Selected text:
Sunday, September 19, 2010

Cranberry Squash Bread

My obsession with baking and fall flavors continues...

Cranberry Squash Bread


• 1 cup + 3/4 cup of whole wheat flour
• 1.5 tsp baking soda
• 1/2 tsp baking powder
• 1/2 tsp sea salt
• 1/2 tsp cinnamon
• 1/4 tsp ground ginger
• 1/4 tsp nutmeg
• 1 tbsp Chia seeds
• 3 tbsp Sunflower Seeds
• 2 tbsp chopped almonds
• 2 tbsp craisins
• 1 Banana
• 1 cup butternut squash puree
• 2 tbsp coconut oil
• 3 tbsp olive oil
• 1/2 cup pure Canadian maple syrup (I use Medium/#2 grade)

Listing:
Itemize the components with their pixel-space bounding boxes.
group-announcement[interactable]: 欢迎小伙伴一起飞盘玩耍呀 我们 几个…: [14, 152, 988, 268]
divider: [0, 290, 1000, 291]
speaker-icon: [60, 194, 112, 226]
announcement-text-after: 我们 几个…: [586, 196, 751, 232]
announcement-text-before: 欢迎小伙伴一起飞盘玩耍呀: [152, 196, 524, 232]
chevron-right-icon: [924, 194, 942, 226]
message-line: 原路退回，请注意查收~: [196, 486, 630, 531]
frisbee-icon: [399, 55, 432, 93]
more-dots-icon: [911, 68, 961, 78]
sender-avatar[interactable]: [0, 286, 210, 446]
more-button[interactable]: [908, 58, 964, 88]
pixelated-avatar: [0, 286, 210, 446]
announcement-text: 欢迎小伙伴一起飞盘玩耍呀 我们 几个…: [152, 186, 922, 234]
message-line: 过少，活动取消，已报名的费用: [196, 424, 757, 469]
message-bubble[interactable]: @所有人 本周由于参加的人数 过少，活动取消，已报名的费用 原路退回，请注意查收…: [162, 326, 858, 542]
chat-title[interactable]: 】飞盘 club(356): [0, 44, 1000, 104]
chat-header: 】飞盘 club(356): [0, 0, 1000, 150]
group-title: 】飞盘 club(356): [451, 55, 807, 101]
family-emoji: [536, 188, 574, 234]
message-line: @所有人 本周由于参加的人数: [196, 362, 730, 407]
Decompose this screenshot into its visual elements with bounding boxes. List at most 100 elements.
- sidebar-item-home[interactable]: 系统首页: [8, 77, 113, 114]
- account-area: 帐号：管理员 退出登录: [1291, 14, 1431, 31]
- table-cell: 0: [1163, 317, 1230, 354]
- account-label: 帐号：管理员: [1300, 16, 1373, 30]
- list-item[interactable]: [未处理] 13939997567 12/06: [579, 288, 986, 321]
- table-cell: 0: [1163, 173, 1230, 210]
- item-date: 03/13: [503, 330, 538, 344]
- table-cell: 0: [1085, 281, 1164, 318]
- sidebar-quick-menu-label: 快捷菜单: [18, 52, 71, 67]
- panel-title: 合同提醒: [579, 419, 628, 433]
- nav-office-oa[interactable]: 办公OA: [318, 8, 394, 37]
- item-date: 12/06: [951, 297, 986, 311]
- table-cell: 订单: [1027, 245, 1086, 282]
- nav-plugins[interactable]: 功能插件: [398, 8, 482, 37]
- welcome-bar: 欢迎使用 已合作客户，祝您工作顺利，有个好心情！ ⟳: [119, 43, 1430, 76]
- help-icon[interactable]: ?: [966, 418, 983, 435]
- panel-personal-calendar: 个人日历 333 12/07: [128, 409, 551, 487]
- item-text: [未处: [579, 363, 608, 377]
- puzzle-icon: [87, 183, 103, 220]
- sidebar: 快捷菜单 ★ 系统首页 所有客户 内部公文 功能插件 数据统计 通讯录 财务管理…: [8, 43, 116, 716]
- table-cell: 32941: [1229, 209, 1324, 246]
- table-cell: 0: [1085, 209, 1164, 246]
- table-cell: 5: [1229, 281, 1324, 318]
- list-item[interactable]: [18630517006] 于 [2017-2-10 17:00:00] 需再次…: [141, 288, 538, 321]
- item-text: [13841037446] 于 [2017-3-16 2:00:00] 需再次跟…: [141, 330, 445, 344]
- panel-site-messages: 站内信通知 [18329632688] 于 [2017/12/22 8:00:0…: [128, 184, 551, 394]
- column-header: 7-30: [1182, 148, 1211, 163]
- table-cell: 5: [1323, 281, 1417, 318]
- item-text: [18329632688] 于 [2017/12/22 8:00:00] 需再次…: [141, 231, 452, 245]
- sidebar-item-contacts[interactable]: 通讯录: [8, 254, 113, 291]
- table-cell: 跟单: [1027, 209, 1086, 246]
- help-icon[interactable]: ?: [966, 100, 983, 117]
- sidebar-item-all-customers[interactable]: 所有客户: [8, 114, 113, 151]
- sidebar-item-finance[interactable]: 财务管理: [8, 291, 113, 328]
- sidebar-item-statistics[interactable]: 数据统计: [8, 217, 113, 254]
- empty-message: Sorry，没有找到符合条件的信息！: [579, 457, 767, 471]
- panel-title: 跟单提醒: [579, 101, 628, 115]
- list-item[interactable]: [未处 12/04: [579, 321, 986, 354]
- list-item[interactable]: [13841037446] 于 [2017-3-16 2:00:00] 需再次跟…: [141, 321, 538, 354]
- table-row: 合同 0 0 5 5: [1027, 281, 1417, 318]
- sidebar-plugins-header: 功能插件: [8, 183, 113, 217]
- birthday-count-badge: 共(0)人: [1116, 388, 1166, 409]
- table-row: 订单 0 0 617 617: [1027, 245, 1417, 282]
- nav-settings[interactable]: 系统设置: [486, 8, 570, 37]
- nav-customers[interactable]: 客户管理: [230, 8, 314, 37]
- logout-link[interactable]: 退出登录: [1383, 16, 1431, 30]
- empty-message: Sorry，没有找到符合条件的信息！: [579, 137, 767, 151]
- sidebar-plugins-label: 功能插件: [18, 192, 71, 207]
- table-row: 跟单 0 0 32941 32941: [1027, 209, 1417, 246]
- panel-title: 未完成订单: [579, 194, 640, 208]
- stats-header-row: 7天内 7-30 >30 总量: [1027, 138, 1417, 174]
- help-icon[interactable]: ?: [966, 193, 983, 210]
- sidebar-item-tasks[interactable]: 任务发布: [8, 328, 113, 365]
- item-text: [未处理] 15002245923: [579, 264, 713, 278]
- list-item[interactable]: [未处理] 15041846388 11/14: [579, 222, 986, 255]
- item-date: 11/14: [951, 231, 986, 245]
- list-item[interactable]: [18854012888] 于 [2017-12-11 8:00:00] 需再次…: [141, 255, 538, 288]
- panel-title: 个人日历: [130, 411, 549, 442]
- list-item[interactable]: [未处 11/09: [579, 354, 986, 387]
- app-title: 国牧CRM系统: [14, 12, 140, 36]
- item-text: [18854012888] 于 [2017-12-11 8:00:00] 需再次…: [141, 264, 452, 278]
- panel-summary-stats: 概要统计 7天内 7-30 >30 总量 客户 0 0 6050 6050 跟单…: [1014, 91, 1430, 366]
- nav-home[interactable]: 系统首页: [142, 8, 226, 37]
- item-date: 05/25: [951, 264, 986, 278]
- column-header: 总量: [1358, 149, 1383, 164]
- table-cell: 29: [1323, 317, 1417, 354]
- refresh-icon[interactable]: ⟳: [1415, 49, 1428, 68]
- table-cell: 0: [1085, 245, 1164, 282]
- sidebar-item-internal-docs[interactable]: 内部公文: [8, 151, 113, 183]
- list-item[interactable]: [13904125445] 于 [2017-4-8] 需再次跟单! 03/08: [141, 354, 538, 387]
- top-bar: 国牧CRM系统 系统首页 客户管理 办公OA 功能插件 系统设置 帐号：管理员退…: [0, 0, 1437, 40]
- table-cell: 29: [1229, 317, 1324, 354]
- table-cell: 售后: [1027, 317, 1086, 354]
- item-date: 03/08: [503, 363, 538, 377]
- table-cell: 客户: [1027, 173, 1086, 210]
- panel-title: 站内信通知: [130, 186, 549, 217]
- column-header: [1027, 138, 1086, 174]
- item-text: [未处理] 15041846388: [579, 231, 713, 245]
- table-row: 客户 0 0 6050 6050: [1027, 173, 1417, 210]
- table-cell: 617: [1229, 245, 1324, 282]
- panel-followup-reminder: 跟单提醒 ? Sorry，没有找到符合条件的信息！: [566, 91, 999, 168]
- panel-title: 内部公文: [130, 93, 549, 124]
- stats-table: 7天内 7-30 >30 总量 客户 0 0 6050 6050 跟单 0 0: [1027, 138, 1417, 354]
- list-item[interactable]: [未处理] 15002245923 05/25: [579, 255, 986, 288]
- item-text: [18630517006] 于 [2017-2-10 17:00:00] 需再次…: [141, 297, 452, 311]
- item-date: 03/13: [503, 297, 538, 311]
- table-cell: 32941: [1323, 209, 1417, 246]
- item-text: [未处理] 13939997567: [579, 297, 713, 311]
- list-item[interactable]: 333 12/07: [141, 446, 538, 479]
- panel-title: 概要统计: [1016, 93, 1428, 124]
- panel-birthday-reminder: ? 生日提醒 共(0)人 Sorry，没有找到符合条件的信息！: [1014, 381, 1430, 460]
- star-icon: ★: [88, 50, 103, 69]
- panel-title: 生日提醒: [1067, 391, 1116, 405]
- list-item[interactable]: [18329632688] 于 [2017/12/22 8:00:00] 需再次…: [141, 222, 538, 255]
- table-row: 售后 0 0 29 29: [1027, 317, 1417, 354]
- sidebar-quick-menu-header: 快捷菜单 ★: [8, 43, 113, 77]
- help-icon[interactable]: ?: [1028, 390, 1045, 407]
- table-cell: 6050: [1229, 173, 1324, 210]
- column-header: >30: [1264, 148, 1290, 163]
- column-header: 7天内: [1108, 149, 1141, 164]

What to do: In the cranberry squash bread recipe, which ingredients are measured in tablespoons? List each with its amount.

Output for this task:
- 1 tbsp Chia seeds
- 3 tbsp Sunflower Seeds
- 2 tbsp chopped almonds
- 2 tbsp craisins
- 2 tbsp coconut oil
- 3 tbsp olive oil